[What you need to do] Wherever the string "layer" appears, copy the whole line.

[Records]
+ + + + +

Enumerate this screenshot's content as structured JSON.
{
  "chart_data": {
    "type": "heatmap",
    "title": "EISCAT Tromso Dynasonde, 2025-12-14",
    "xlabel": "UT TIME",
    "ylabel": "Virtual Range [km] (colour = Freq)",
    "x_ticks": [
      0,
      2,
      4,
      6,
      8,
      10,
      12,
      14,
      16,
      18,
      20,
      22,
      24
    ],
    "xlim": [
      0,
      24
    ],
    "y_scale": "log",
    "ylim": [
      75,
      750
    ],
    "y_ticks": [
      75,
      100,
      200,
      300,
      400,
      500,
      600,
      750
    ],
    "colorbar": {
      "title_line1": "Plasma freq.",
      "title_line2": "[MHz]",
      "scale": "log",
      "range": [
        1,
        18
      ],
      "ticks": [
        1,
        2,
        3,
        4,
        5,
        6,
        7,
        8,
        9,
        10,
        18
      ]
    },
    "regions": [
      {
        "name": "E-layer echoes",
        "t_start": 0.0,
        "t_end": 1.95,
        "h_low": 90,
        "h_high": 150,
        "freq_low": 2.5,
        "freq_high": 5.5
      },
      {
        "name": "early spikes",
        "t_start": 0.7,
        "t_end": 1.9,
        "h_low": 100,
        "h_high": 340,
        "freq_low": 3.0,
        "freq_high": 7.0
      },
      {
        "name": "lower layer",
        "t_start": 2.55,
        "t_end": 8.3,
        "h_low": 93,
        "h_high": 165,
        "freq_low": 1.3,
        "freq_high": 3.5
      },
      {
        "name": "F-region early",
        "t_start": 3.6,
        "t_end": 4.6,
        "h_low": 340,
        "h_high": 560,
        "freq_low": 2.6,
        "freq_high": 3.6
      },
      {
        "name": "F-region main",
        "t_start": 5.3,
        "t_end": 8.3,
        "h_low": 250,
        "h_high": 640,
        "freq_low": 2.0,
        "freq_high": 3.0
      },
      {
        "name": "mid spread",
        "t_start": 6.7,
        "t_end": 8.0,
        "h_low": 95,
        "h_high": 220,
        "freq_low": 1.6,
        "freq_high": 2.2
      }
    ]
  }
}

+ + + + +

[Output for this exercise]
        "name": "E-layer echoes",
        "name": "lower layer",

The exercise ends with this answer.